## EXERCISE REQUIREMENTS
Copy all of the data below line for line, leaving out the pictures.

## EXTRACTED ENTRIES
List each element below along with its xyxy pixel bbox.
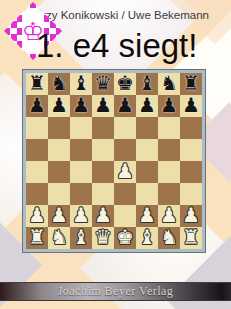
publisher-name: Joachim Beyer Verlag <box>58 284 174 299</box>
black-p-piece: ♟ <box>114 94 136 116</box>
square-d5 <box>92 139 114 161</box>
white-q-piece: ♛ <box>92 226 114 248</box>
square-g1: ♞ <box>158 227 180 249</box>
chess-board-frame: ♜♞♝♛♚♝♞♜♟♟♟♟♟♟♟♟♟♟♟♟♟♟♟♟♜♞♝♛♚♝♞♜ <box>23 70 205 252</box>
square-c2: ♟ <box>70 205 92 227</box>
black-p-piece: ♟ <box>180 94 202 116</box>
square-a8: ♜ <box>26 73 48 95</box>
white-k-piece: ♚ <box>114 226 136 248</box>
square-f8: ♝ <box>136 73 158 95</box>
square-g8: ♞ <box>158 73 180 95</box>
square-e5 <box>114 139 136 161</box>
square-h3 <box>180 183 202 205</box>
white-p-piece: ♟ <box>92 204 114 226</box>
white-b-piece: ♝ <box>70 226 92 248</box>
white-b-piece: ♝ <box>136 226 158 248</box>
chess-board: ♜♞♝♛♚♝♞♜♟♟♟♟♟♟♟♟♟♟♟♟♟♟♟♟♜♞♝♛♚♝♞♜ <box>26 73 202 249</box>
square-h4 <box>180 161 202 183</box>
square-e4: ♟ <box>114 161 136 183</box>
square-a1: ♜ <box>26 227 48 249</box>
square-b8: ♞ <box>48 73 70 95</box>
square-h5 <box>180 139 202 161</box>
square-d2: ♟ <box>92 205 114 227</box>
white-r-piece: ♜ <box>180 226 202 248</box>
black-r-piece: ♜ <box>180 72 202 94</box>
square-h8: ♜ <box>180 73 202 95</box>
square-b2: ♟ <box>48 205 70 227</box>
white-p-piece: ♟ <box>70 204 92 226</box>
square-d3 <box>92 183 114 205</box>
square-e8: ♚ <box>114 73 136 95</box>
black-p-piece: ♟ <box>26 94 48 116</box>
square-a7: ♟ <box>26 95 48 117</box>
square-a3 <box>26 183 48 205</box>
square-c4 <box>70 161 92 183</box>
white-p-piece: ♟ <box>48 204 70 226</box>
square-d7: ♟ <box>92 95 114 117</box>
square-c5 <box>70 139 92 161</box>
black-p-piece: ♟ <box>92 94 114 116</box>
square-c6 <box>70 117 92 139</box>
black-p-piece: ♟ <box>48 94 70 116</box>
square-c7: ♟ <box>70 95 92 117</box>
square-a6 <box>26 117 48 139</box>
square-f3 <box>136 183 158 205</box>
square-b4 <box>48 161 70 183</box>
square-b3 <box>48 183 70 205</box>
square-f2: ♟ <box>136 205 158 227</box>
white-r-piece: ♜ <box>26 226 48 248</box>
square-e1: ♚ <box>114 227 136 249</box>
white-p-piece: ♟ <box>26 204 48 226</box>
square-c8: ♝ <box>70 73 92 95</box>
square-e2 <box>114 205 136 227</box>
square-e3 <box>114 183 136 205</box>
square-d8: ♛ <box>92 73 114 95</box>
square-e7: ♟ <box>114 95 136 117</box>
black-q-piece: ♛ <box>92 72 114 94</box>
square-g3 <box>158 183 180 205</box>
square-f5 <box>136 139 158 161</box>
square-h1: ♜ <box>180 227 202 249</box>
square-c1: ♝ <box>70 227 92 249</box>
square-g7: ♟ <box>158 95 180 117</box>
square-e6 <box>114 117 136 139</box>
book-cover: Jerzy Konikowski / Uwe Bekemann ♔ 1. e4 … <box>0 0 231 309</box>
square-b7: ♟ <box>48 95 70 117</box>
square-b5 <box>48 139 70 161</box>
white-p-piece: ♟ <box>180 204 202 226</box>
square-c3 <box>70 183 92 205</box>
white-p-piece: ♟ <box>136 204 158 226</box>
square-d4 <box>92 161 114 183</box>
black-p-piece: ♟ <box>136 94 158 116</box>
square-d1: ♛ <box>92 227 114 249</box>
authors-line: Jerzy Konikowski / Uwe Bekemann <box>30 9 209 21</box>
square-f1: ♝ <box>136 227 158 249</box>
black-n-piece: ♞ <box>158 72 180 94</box>
square-g2: ♟ <box>158 205 180 227</box>
white-n-piece: ♞ <box>48 226 70 248</box>
square-a5 <box>26 139 48 161</box>
white-n-piece: ♞ <box>158 226 180 248</box>
square-h6 <box>180 117 202 139</box>
black-k-piece: ♚ <box>114 72 136 94</box>
square-b6 <box>48 117 70 139</box>
square-d6 <box>92 117 114 139</box>
black-b-piece: ♝ <box>70 72 92 94</box>
square-a2: ♟ <box>26 205 48 227</box>
square-f6 <box>136 117 158 139</box>
black-n-piece: ♞ <box>48 72 70 94</box>
black-p-piece: ♟ <box>158 94 180 116</box>
square-g6 <box>158 117 180 139</box>
white-p-piece: ♟ <box>114 160 136 182</box>
publisher-banner: Joachim Beyer Verlag <box>0 282 231 301</box>
square-f4 <box>136 161 158 183</box>
black-r-piece: ♜ <box>26 72 48 94</box>
square-a4 <box>26 161 48 183</box>
book-title: 1. e4 siegt! <box>36 27 197 65</box>
white-p-piece: ♟ <box>158 204 180 226</box>
square-h7: ♟ <box>180 95 202 117</box>
black-b-piece: ♝ <box>136 72 158 94</box>
square-g5 <box>158 139 180 161</box>
black-p-piece: ♟ <box>70 94 92 116</box>
square-g4 <box>158 161 180 183</box>
square-b1: ♞ <box>48 227 70 249</box>
square-h2: ♟ <box>180 205 202 227</box>
square-f7: ♟ <box>136 95 158 117</box>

## RESULT BELOW
List each element below along with its xyxy pixel bbox.
publisher-name: Joachim Beyer Verlag <box>58 284 174 299</box>
black-p-piece: ♟ <box>114 94 136 116</box>
square-d5 <box>92 139 114 161</box>
white-q-piece: ♛ <box>92 226 114 248</box>
square-g1: ♞ <box>158 227 180 249</box>
chess-board-frame: ♜♞♝♛♚♝♞♜♟♟♟♟♟♟♟♟♟♟♟♟♟♟♟♟♜♞♝♛♚♝♞♜ <box>23 70 205 252</box>
square-c2: ♟ <box>70 205 92 227</box>
black-p-piece: ♟ <box>180 94 202 116</box>
square-a8: ♜ <box>26 73 48 95</box>
white-k-piece: ♚ <box>114 226 136 248</box>
square-f8: ♝ <box>136 73 158 95</box>
square-g8: ♞ <box>158 73 180 95</box>
square-e5 <box>114 139 136 161</box>
square-h3 <box>180 183 202 205</box>
white-p-piece: ♟ <box>92 204 114 226</box>
white-b-piece: ♝ <box>70 226 92 248</box>
white-b-piece: ♝ <box>136 226 158 248</box>
chess-board: ♜♞♝♛♚♝♞♜♟♟♟♟♟♟♟♟♟♟♟♟♟♟♟♟♜♞♝♛♚♝♞♜ <box>26 73 202 249</box>
square-h4 <box>180 161 202 183</box>
square-e4: ♟ <box>114 161 136 183</box>
square-a1: ♜ <box>26 227 48 249</box>
square-b8: ♞ <box>48 73 70 95</box>
square-h5 <box>180 139 202 161</box>
square-d2: ♟ <box>92 205 114 227</box>
white-r-piece: ♜ <box>180 226 202 248</box>
black-r-piece: ♜ <box>180 72 202 94</box>
square-h8: ♜ <box>180 73 202 95</box>
square-b2: ♟ <box>48 205 70 227</box>
white-p-piece: ♟ <box>70 204 92 226</box>
square-d3 <box>92 183 114 205</box>
square-e8: ♚ <box>114 73 136 95</box>
black-p-piece: ♟ <box>26 94 48 116</box>
square-a7: ♟ <box>26 95 48 117</box>
square-a3 <box>26 183 48 205</box>
square-c4 <box>70 161 92 183</box>
white-p-piece: ♟ <box>48 204 70 226</box>
square-d7: ♟ <box>92 95 114 117</box>
square-c5 <box>70 139 92 161</box>
black-p-piece: ♟ <box>92 94 114 116</box>
square-c6 <box>70 117 92 139</box>
black-p-piece: ♟ <box>48 94 70 116</box>
square-c7: ♟ <box>70 95 92 117</box>
square-a6 <box>26 117 48 139</box>
square-f3 <box>136 183 158 205</box>
square-b4 <box>48 161 70 183</box>
square-b3 <box>48 183 70 205</box>
square-f2: ♟ <box>136 205 158 227</box>
white-r-piece: ♜ <box>26 226 48 248</box>
square-e1: ♚ <box>114 227 136 249</box>
white-p-piece: ♟ <box>26 204 48 226</box>
square-c8: ♝ <box>70 73 92 95</box>
square-e2 <box>114 205 136 227</box>
square-e3 <box>114 183 136 205</box>
square-d8: ♛ <box>92 73 114 95</box>
square-e7: ♟ <box>114 95 136 117</box>
black-q-piece: ♛ <box>92 72 114 94</box>
square-g3 <box>158 183 180 205</box>
square-f5 <box>136 139 158 161</box>
square-h1: ♜ <box>180 227 202 249</box>
square-c1: ♝ <box>70 227 92 249</box>
square-g7: ♟ <box>158 95 180 117</box>
square-e6 <box>114 117 136 139</box>
book-cover: Jerzy Konikowski / Uwe Bekemann ♔ 1. e4 … <box>0 0 231 309</box>
square-b7: ♟ <box>48 95 70 117</box>
square-b5 <box>48 139 70 161</box>
white-p-piece: ♟ <box>180 204 202 226</box>
square-c3 <box>70 183 92 205</box>
white-p-piece: ♟ <box>136 204 158 226</box>
square-d4 <box>92 161 114 183</box>
black-p-piece: ♟ <box>136 94 158 116</box>
square-d1: ♛ <box>92 227 114 249</box>
authors-line: Jerzy Konikowski / Uwe Bekemann <box>30 9 209 21</box>
square-f1: ♝ <box>136 227 158 249</box>
black-n-piece: ♞ <box>158 72 180 94</box>
square-g2: ♟ <box>158 205 180 227</box>
white-n-piece: ♞ <box>48 226 70 248</box>
square-a5 <box>26 139 48 161</box>
white-n-piece: ♞ <box>158 226 180 248</box>
square-h6 <box>180 117 202 139</box>
black-k-piece: ♚ <box>114 72 136 94</box>
square-b6 <box>48 117 70 139</box>
square-d6 <box>92 117 114 139</box>
black-b-piece: ♝ <box>70 72 92 94</box>
square-a2: ♟ <box>26 205 48 227</box>
square-f6 <box>136 117 158 139</box>
black-n-piece: ♞ <box>48 72 70 94</box>
black-p-piece: ♟ <box>158 94 180 116</box>
square-g6 <box>158 117 180 139</box>
white-p-piece: ♟ <box>114 160 136 182</box>
publisher-banner: Joachim Beyer Verlag <box>0 282 231 301</box>
square-f4 <box>136 161 158 183</box>
black-r-piece: ♜ <box>26 72 48 94</box>
square-a4 <box>26 161 48 183</box>
book-title: 1. e4 siegt! <box>36 27 197 65</box>
white-p-piece: ♟ <box>158 204 180 226</box>
square-h7: ♟ <box>180 95 202 117</box>
black-b-piece: ♝ <box>136 72 158 94</box>
square-g5 <box>158 139 180 161</box>
black-p-piece: ♟ <box>70 94 92 116</box>
square-g4 <box>158 161 180 183</box>
square-b1: ♞ <box>48 227 70 249</box>
square-h2: ♟ <box>180 205 202 227</box>
square-f7: ♟ <box>136 95 158 117</box>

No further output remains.